Exercise
Repeat all of the material exactly as given.

(Items listed in a dataset)
╔══

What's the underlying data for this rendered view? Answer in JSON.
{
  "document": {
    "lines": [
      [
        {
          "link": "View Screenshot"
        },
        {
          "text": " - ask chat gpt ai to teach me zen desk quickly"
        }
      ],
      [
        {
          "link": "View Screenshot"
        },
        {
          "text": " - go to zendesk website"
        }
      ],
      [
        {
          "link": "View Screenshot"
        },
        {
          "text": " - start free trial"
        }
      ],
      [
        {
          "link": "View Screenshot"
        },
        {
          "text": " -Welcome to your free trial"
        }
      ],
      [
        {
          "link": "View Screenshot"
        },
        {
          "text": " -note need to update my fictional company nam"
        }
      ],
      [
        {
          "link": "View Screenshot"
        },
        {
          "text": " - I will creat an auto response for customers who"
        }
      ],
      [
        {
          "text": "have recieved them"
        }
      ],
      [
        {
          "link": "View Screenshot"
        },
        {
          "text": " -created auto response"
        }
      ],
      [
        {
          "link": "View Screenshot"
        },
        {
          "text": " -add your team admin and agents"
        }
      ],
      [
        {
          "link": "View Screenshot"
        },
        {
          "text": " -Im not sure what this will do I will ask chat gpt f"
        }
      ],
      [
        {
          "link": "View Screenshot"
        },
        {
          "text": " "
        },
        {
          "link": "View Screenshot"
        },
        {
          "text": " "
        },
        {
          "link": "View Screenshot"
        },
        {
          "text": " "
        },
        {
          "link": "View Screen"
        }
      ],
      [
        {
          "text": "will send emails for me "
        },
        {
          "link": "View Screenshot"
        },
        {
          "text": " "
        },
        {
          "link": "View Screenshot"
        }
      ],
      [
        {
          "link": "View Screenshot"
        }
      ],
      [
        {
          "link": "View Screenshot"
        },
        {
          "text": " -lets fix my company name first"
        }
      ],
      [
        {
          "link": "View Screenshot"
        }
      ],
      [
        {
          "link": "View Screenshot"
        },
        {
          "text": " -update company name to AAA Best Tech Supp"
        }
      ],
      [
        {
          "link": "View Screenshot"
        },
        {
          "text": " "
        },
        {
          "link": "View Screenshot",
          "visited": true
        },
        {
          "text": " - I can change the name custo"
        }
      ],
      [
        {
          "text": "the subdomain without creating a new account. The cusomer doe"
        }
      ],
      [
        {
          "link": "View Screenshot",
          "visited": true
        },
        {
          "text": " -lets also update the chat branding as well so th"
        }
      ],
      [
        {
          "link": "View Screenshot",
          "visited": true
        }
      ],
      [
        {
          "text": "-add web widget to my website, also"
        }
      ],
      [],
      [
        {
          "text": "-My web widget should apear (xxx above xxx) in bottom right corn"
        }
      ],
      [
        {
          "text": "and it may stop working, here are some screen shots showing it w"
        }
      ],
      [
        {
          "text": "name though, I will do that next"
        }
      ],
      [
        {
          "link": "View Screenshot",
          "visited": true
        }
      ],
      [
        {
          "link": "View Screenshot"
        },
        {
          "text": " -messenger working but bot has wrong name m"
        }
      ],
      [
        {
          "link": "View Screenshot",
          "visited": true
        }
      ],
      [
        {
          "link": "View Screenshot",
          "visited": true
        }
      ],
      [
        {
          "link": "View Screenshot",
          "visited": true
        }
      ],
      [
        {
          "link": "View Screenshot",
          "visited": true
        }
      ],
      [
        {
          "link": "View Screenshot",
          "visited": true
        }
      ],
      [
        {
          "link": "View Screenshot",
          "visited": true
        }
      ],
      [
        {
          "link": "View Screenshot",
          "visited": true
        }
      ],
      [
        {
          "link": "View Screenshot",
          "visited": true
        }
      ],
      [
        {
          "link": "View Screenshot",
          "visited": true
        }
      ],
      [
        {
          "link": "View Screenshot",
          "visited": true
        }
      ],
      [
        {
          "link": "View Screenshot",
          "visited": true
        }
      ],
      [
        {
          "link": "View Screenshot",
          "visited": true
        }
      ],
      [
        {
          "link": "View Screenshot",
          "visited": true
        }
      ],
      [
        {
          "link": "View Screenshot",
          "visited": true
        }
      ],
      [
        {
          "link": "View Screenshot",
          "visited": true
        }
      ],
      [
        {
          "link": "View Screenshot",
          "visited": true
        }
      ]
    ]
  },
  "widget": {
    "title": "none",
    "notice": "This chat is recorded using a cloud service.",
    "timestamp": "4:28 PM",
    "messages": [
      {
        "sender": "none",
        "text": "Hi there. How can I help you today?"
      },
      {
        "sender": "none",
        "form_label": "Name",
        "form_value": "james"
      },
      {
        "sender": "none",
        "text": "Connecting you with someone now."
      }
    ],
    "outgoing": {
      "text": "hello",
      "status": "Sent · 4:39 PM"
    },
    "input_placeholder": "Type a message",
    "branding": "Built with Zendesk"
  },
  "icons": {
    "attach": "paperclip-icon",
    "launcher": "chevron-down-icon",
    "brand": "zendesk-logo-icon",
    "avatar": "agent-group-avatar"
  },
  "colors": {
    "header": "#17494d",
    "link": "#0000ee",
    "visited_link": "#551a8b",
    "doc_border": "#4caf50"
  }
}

╚══

Correct output
What's the underlying data for this rendered view? Answer in JSON.
{
  "document": {
    "lines": [
      [
        {
          "link": "View Screenshot"
        },
        {
          "text": " - ask chat gpt ai to teach me zen desk quickly"
        }
      ],
      [
        {
          "link": "View Screenshot"
        },
        {
          "text": " - go to zendesk website"
        }
      ],
      [
        {
          "link": "View Screenshot"
        },
        {
          "text": " - start free trial"
        }
      ],
      [
        {
          "link": "View Screenshot"
        },
        {
          "text": " -Welcome to your free trial"
        }
      ],
      [
        {
          "link": "View Screenshot"
        },
        {
          "text": " -note need to update my fictional company nam"
        }
      ],
      [
        {
          "link": "View Screenshot"
        },
        {
          "text": " - I will creat an auto response for customers who"
        }
      ],
      [
        {
          "text": "have recieved them"
        }
      ],
      [
        {
          "link": "View Screenshot"
        },
        {
          "text": " -created auto response"
        }
      ],
      [
        {
          "link": "View Screenshot"
        },
        {
          "text": " -add your team admin and agents"
        }
      ],
      [
        {
          "link": "View Screenshot"
        },
        {
          "text": " -Im not sure what this will do I will ask chat gpt f"
        }
      ],
      [
        {
          "link": "View Screenshot"
        },
        {
          "text": " "
        },
        {
          "link": "View Screenshot"
        },
        {
          "text": " "
        },
        {
          "link": "View Screenshot"
        },
        {
          "text": " "
        },
        {
          "link": "View Screen"
        }
      ],
      [
        {
          "text": "will send emails for me "
        },
        {
          "link": "View Screenshot"
        },
        {
          "text": " "
        },
        {
          "link": "View Screenshot"
        }
      ],
      [
        {
          "link": "View Screenshot"
        }
      ],
      [
        {
          "link": "View Screenshot"
        },
        {
          "text": " -lets fix my company name first"
        }
      ],
      [
        {
          "link": "View Screenshot"
        }
      ],
      [
        {
          "link": "View Screenshot"
        },
        {
          "text": " -update company name to AAA Best Tech Supp"
        }
      ],
      [
        {
          "link": "View Screenshot"
        },
        {
          "text": " "
        },
        {
          "link": "View Screenshot",
          "visited": true
        },
        {
          "text": " - I can change the name custo"
        }
      ],
      [
        {
          "text": "the subdomain without creating a new account. The cusomer doe"
        }
      ],
      [
        {
          "link": "View Screenshot",
          "visited": true
        },
        {
          "text": " -lets also update the chat branding as well so th"
        }
      ],
      [
        {
          "link": "View Screenshot",
          "visited": true
        }
      ],
      [
        {
          "text": "-add web widget to my website, also"
        }
      ],
      [],
      [
        {
          "text": "-My web widget should apear (xxx above xxx) in bottom right corn"
        }
      ],
      [
        {
          "text": "and it may stop working, here are some screen shots showing it w"
        }
      ],
      [
        {
          "text": "name though, I will do that next"
        }
      ],
      [
        {
          "link": "View Screenshot",
          "visited": true
        }
      ],
      [
        {
          "link": "View Screenshot"
        },
        {
          "text": " -messenger working but bot has wrong name m"
        }
      ],
      [
        {
          "link": "View Screenshot",
          "visited": true
        }
      ],
      [
        {
          "link": "View Screenshot",
          "visited": true
        }
      ],
      [
        {
          "link": "View Screenshot",
          "visited": true
        }
      ],
      [
        {
          "link": "View Screenshot",
          "visited": true
        }
      ],
      [
        {
          "link": "View Screenshot",
          "visited": true
        }
      ],
      [
        {
          "link": "View Screenshot",
          "visited": true
        }
      ],
      [
        {
          "link": "View Screenshot",
          "visited": true
        }
      ],
      [
        {
          "link": "View Screenshot",
          "visited": true
        }
      ],
      [
        {
          "link": "View Screenshot",
          "visited": true
        }
      ],
      [
        {
          "link": "View Screenshot",
          "visited": true
        }
      ],
      [
        {
          "link": "View Screenshot",
          "visited": true
        }
      ],
      [
        {
          "link": "View Screenshot",
          "visited": true
        }
      ],
      [
        {
          "link": "View Screenshot",
          "visited": true
        }
      ],
      [
        {
          "link": "View Screenshot",
          "visited": true
        }
      ],
      [
        {
          "link": "View Screenshot",
          "visited": true
        }
      ],
      [
        {
          "link": "View Screenshot",
          "visited": true
        }
      ]
    ]
  },
  "widget": {
    "title": "none",
    "notice": "This chat is recorded using a cloud service.",
    "timestamp": "4:28 PM",
    "messages": [
      {
        "sender": "none",
        "text": "Hi there. How can I help you today?"
      },
      {
        "sender": "none",
        "form_label": "Name",
        "form_value": "james"
      },
      {
        "sender": "none",
        "text": "Connecting you with someone now."
      }
    ],
    "outgoing": {
      "text": "hello",
      "status": "Sent · 4:39 PM"
    },
    "input_placeholder": "Type a message",
    "branding": "Built with Zendesk"
  },
  "icons": {
    "attach": "paperclip-icon",
    "launcher": "chevron-down-icon",
    "brand": "zendesk-logo-icon",
    "avatar": "agent-group-avatar"
  },
  "colors": {
    "header": "#17494d",
    "link": "#0000ee",
    "visited_link": "#551a8b",
    "doc_border": "#4caf50"
  }
}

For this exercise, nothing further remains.